The request: Wherever the string "dokument" appears in a line, extract that line.

Data records
****

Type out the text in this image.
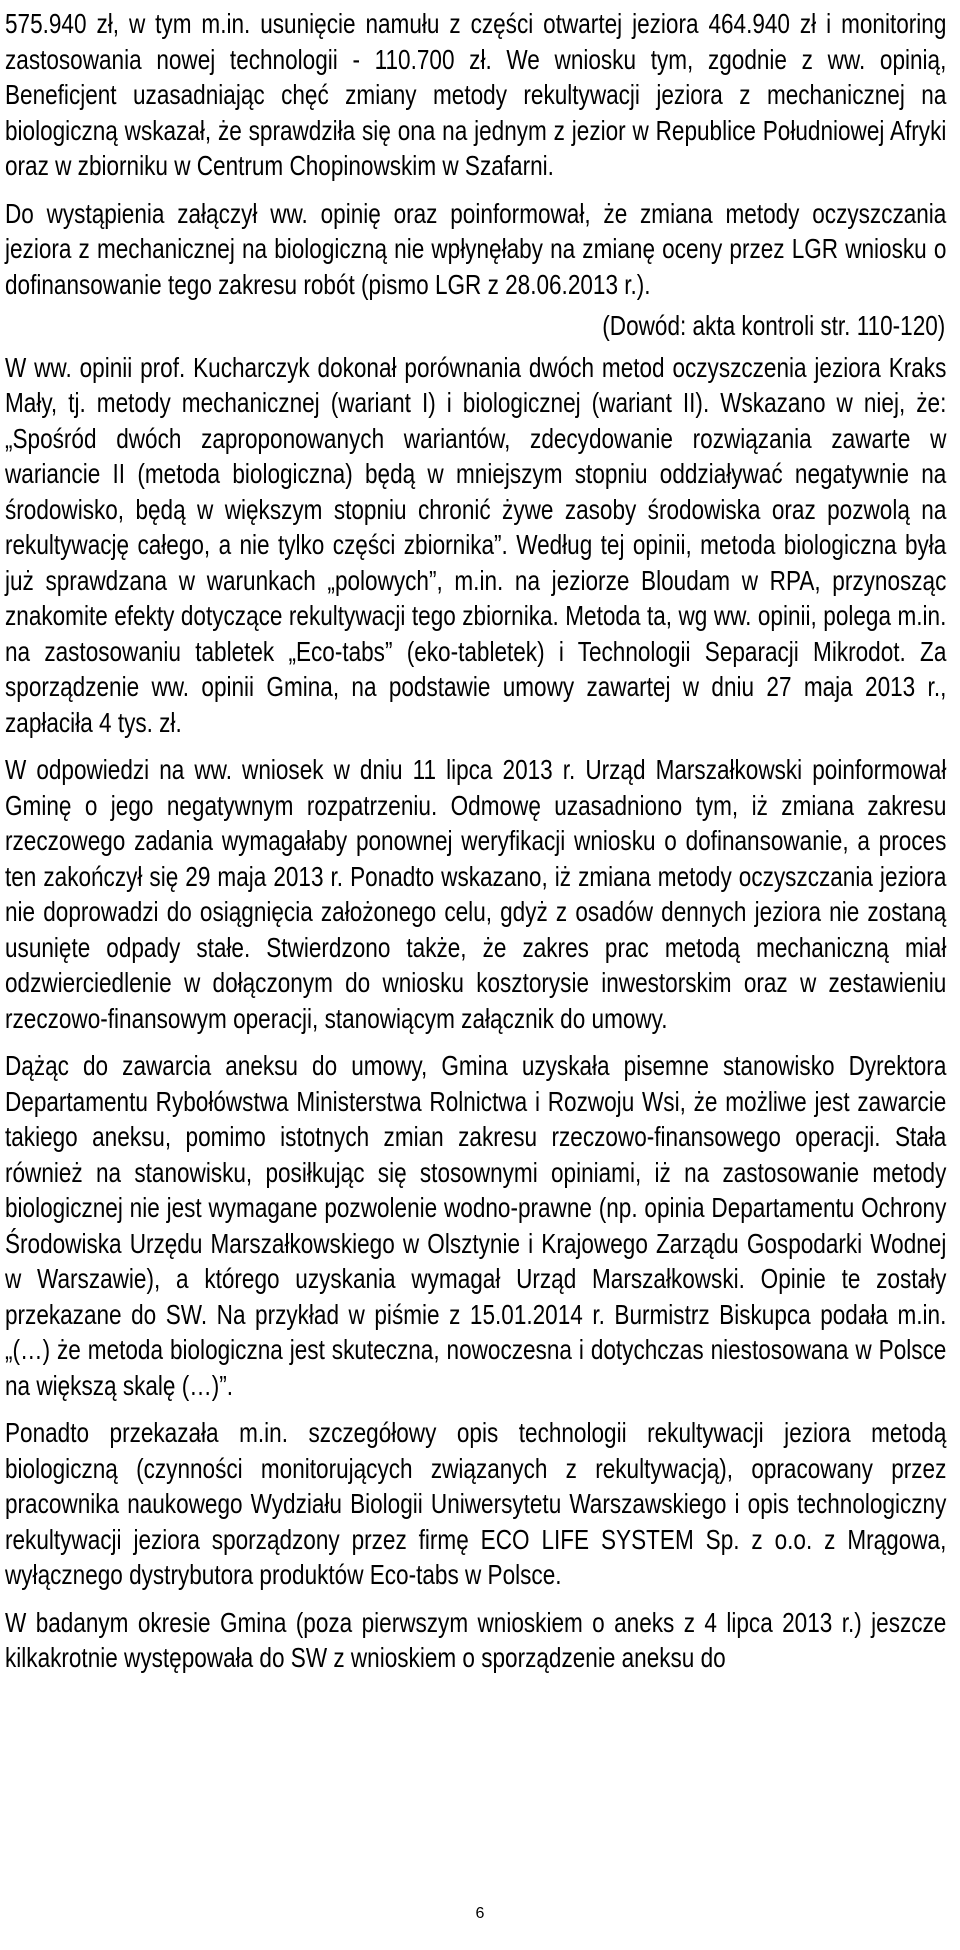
575.940 zł, w tym m.in. usunięcie namułu z części otwartej jeziora 464.940 zł i monitoring zastosowania nowej technologii - 110.700 zł. We wniosku tym, zgodnie z ww. opinią, Beneficjent uzasadniając chęć zmiany metody rekultywacji jeziora z mechanicznej na biologiczną wskazał, że sprawdziła się ona na jednym z jezior w Republice Południowej Afryki oraz w zbiorniku w Centrum Chopinowskim w Szafarni.

Do wystąpienia załączył ww. opinię oraz poinformował, że zmiana metody oczyszczania jeziora z mechanicznej na biologiczną nie wpłynęłaby na zmianę oceny przez LGR wniosku o dofinansowanie tego zakresu robót (pismo LGR z 28.06.2013 r.).

(Dowód: akta kontroli str. 110-120)

W ww. opinii prof. Kucharczyk dokonał porównania dwóch metod oczyszczenia jeziora Kraks Mały, tj. metody mechanicznej (wariant I) i biologicznej (wariant II). Wskazano w niej, że: „Spośród dwóch zaproponowanych wariantów, zdecydowanie rozwiązania zawarte w wariancie II (metoda biologiczna) będą w mniejszym stopniu oddziaływać negatywnie na środowisko, będą w większym stopniu chronić żywe zasoby środowiska oraz pozwolą na rekultywację całego, a nie tylko części zbiornika”. Według tej opinii, metoda biologiczna była już sprawdzana w warunkach „polowych”, m.in. na jeziorze Bloudam w RPA, przynosząc znakomite efekty dotyczące rekultywacji tego zbiornika. Metoda ta, wg ww. opinii, polega m.in. na zastosowaniu tabletek „Eco-tabs” (eko-tabletek) i Technologii Separacji Mikrodot. Za sporządzenie ww. opinii Gmina, na podstawie umowy zawartej w dniu 27 maja 2013 r., zapłaciła 4 tys. zł.

W odpowiedzi na ww. wniosek w dniu 11 lipca 2013 r. Urząd Marszałkowski poinformował Gminę o jego negatywnym rozpatrzeniu. Odmowę uzasadniono tym, iż zmiana zakresu rzeczowego zadania wymagałaby ponownej weryfikacji wniosku o dofinansowanie, a proces ten zakończył się 29 maja 2013 r. Ponadto wskazano, iż zmiana metody oczyszczania jeziora nie doprowadzi do osiągnięcia założonego celu, gdyż z osadów dennych jeziora nie zostaną usunięte odpady stałe. Stwierdzono także, że zakres prac metodą mechaniczną miał odzwierciedlenie w dołączonym do wniosku kosztorysie inwestorskim oraz w zestawieniu rzeczowo-finansowym operacji, stanowiącym załącznik do umowy.

Dążąc do zawarcia aneksu do umowy, Gmina uzyskała pisemne stanowisko Dyrektora Departamentu Rybołówstwa Ministerstwa Rolnictwa i Rozwoju Wsi, że możliwe jest zawarcie takiego aneksu, pomimo istotnych zmian zakresu rzeczowo-finansowego operacji. Stała również na stanowisku, posiłkując się stosownymi opiniami, iż na zastosowanie metody biologicznej nie jest wymagane pozwolenie wodno-prawne (np. opinia Departamentu Ochrony Środowiska Urzędu Marszałkowskiego w Olsztynie i Krajowego Zarządu Gospodarki Wodnej w Warszawie), a którego uzyskania wymagał Urząd Marszałkowski. Opinie te zostały przekazane do SW. Na przykład w piśmie z 15.01.2014 r. Burmistrz Biskupca podała m.in. „(…) że metoda biologiczna jest skuteczna, nowoczesna i dotychczas niestosowana w Polsce na większą skalę (…)”.

Ponadto przekazała m.in. szczegółowy opis technologii rekultywacji jeziora metodą biologiczną (czynności monitorujących związanych z rekultywacją), opracowany przez pracownika naukowego Wydziału Biologii Uniwersytetu Warszawskiego i opis technologiczny rekultywacji jeziora sporządzony przez firmę ECO LIFE SYSTEM Sp. z o.o. z Mrągowa, wyłącznego dystrybutora produktów Eco-tabs w Polsce.

W badanym okresie Gmina (poza pierwszym wnioskiem o aneks z 4 lipca 2013 r.) jeszcze kilkakrotnie występowała do SW z wnioskiem o sporządzenie aneksu do

6
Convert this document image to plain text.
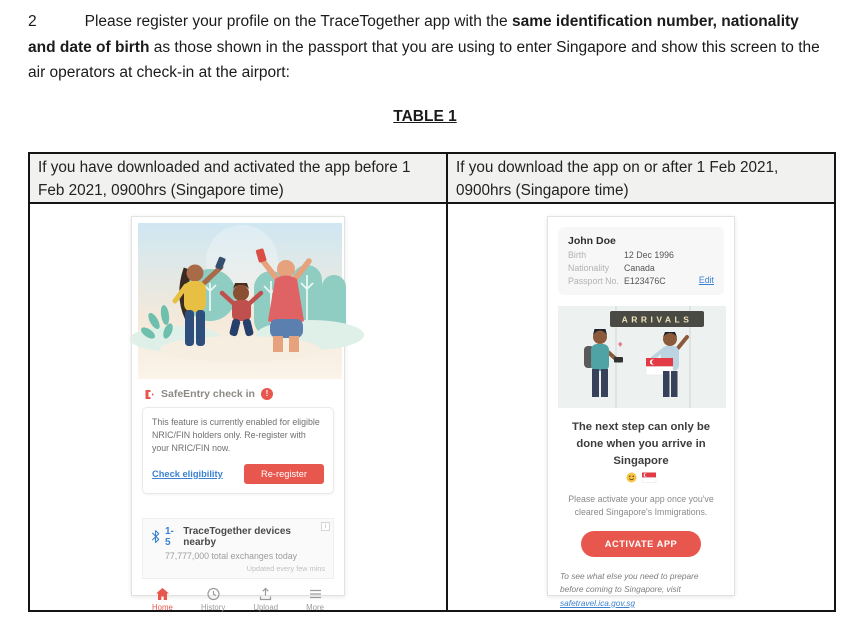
2	Please register your profile on the TraceTogether app with the same identification number, nationality and date of birth as those shown in the passport that you are using to enter Singapore and show this screen to the air operators at check-in at the airport:

TABLE 1
If you have downloaded and activated the app before 1 Feb 2021, 0900hrs (Singapore time)
If you download the app on or after 1 Feb 2021, 0900hrs (Singapore time)
SafeEntry check in	!
This feature is currently enabled for eligible NRIC/FIN holders only. Re-register with your NRIC/FIN now.
Check eligibility	Re-register
i
1-5
TraceTogether devices nearby
77,777,000 total exchanges today
Updated every few mins
Home	History	Upload	More
John Doe
Birth	12 Dec 1996
Nationality	Canada
Passport No. E123476C	Edit
ARRIVALS
The next step can only be done when you arrive in Singapore

Please activate your app once you've cleared Singapore's Immigrations.
ACTIVATE APP
To see what else you need to prepare before coming to Singapore, visit
safetravel.ica.gov.sg
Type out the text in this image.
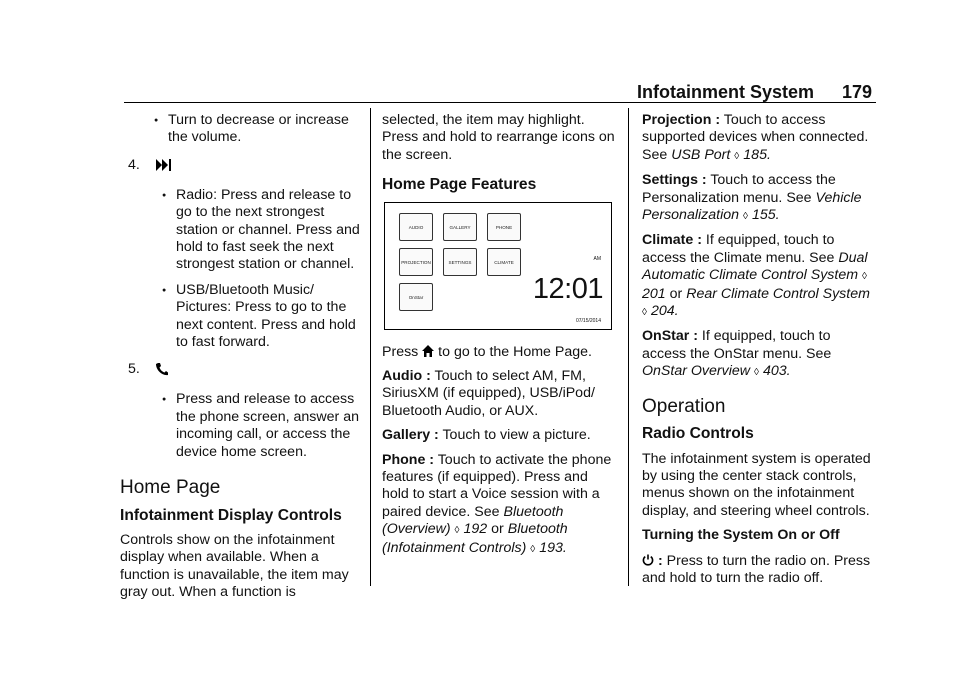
Infotainment System 179
● Turn to decrease or increase the volume.
4.
● Radio: Press and release to go to the next strongest station or channel. Press and hold to fast seek the next strongest station or channel.
● USB/Bluetooth Music/ Pictures: Press to go to the next content. Press and hold to fast forward.
5.
● Press and release to access the phone screen, answer an incoming call, or access the device home screen.
Home Page
Infotainment Display Controls

Controls show on the infotainment display when available. When a function is unavailable, the item may gray out. When a function is

selected, the item may highlight. Press and hold to rearrange icons on the screen.

Home Page Features
AUDIO	GALLERY	PHONE
PROJECTION	SETTINGS	CLIMATE
OnStar
AM
12:01
07/15/2014

Press to go to the Home Page.

Audio : Touch to select AM, FM, SiriusXM (if equipped), USB/iPod/ Bluetooth Audio, or AUX.

Gallery : Touch to view a picture.

Phone : Touch to activate the phone features (if equipped). Press and hold to start a Voice session with a paired device. See Bluetooth (Overview) ◊ 192 or Bluetooth (Infotainment Controls) ◊ 193.

Projection : Touch to access supported devices when connected. See USB Port ◊ 185.

Settings : Touch to access the Personalization menu. See Vehicle Personalization ◊ 155.

Climate : If equipped, touch to access the Climate menu. See Dual Automatic Climate Control System ◊201 or Rear Climate Control System ◊ 204.

OnStar : If equipped, touch to access the OnStar menu. See OnStar Overview ◊ 403.

Operation
Radio Controls

The infotainment system is operated by using the center stack controls, menus shown on the infotainment display, and steering wheel controls.

Turning the System On or Off

: Press to turn the radio on. Press and hold to turn the radio off.
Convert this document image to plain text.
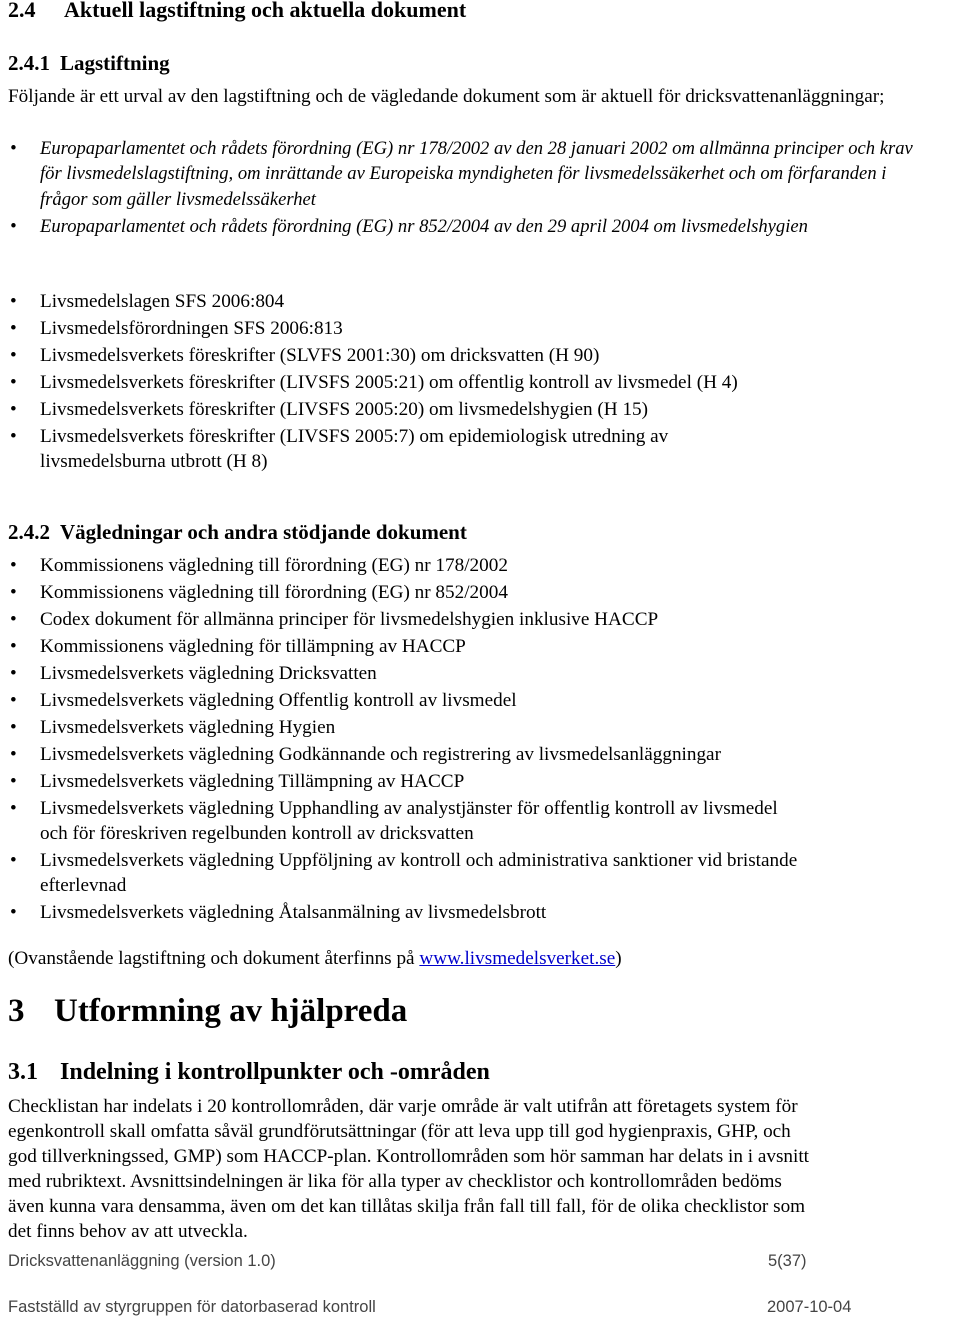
2.4 Aktuell lagstiftning och aktuella dokument
2.4.1 Lagstiftning

Följande är ett urval av den lagstiftning och de vägledande dokument som är aktuell för dricksvattenanläggningar;

• Europaparlamentet och rådets förordning (EG) nr 178/2002 av den 28 januari 2002 om allmänna principer och krav för livsmedelslagstiftning, om inrättande av Europeiska myndigheten för livsmedelssäkerhet och om förfaranden i frågor som gäller livsmedelssäkerhet
• Europaparlamentet och rådets förordning (EG) nr 852/2004 av den 29 april 2004 om livsmedelshygien
• Livsmedelslagen SFS 2006:804
• Livsmedelsförordningen SFS 2006:813
• Livsmedelsverkets föreskrifter (SLVFS 2001:30) om dricksvatten (H 90)
• Livsmedelsverkets föreskrifter (LIVSFS 2005:21) om offentlig kontroll av livsmedel (H 4)
• Livsmedelsverkets föreskrifter (LIVSFS 2005:20) om livsmedelshygien (H 15)
• Livsmedelsverkets föreskrifter (LIVSFS 2005:7) om epidemiologisk utredning av livsmedelsburna utbrott (H 8)
2.4.2 Vägledningar och andra stödjande dokument
• Kommissionens vägledning till förordning (EG) nr 178/2002
• Kommissionens vägledning till förordning (EG) nr 852/2004
• Codex dokument för allmänna principer för livsmedelshygien inklusive HACCP
• Kommissionens vägledning för tillämpning av HACCP
• Livsmedelsverkets vägledning Dricksvatten
• Livsmedelsverkets vägledning Offentlig kontroll av livsmedel
• Livsmedelsverkets vägledning Hygien
• Livsmedelsverkets vägledning Godkännande och registrering av livsmedelsanläggningar
• Livsmedelsverkets vägledning Tillämpning av HACCP
• Livsmedelsverkets vägledning Upphandling av analystjänster för offentlig kontroll av livsmedel och för föreskriven regelbunden kontroll av dricksvatten
• Livsmedelsverkets vägledning Uppföljning av kontroll och administrativa sanktioner vid bristande efterlevnad
• Livsmedelsverkets vägledning Åtalsanmälning av livsmedelsbrott

(Ovanstående lagstiftning och dokument återfinns på www.livsmedelsverket.se)

3 Utformning av hjälpreda
3.1 Indelning i kontrollpunkter och -områden

Checklistan har indelats i 20 kontrollområden, där varje område är valt utifrån att företagets system för egenkontroll skall omfatta såväl grundförutsättningar (för att leva upp till god hygienpraxis, GHP, och god tillverkningssed, GMP) som HACCP-plan. Kontrollområden som hör samman har delats in i avsnitt med rubriktext. Avsnittsindelningen är lika för alla typer av checklistor och kontrollområden bedöms även kunna vara densamma, även om det kan tillåtas skilja från fall till fall, för de olika checklistor som det finns behov av att utveckla.

Dricksvattenanläggning (version 1.0)	5(37)
Fastställd av styrgruppen för datorbaserad kontroll	2007-10-04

****

Written response:
2.4 Aktuell lagstiftning och aktuella dokument
Följande är ett urval av den lagstiftning och de vägledande dokument som är aktuell för dricksvattenanläggningar;
2.4.2 Vägledningar och andra stödjande dokument
• Codex dokument för allmänna principer för livsmedelshygien inklusive HACCP
(Ovanstående lagstiftning och dokument återfinns på www.livsmedelsverket.se)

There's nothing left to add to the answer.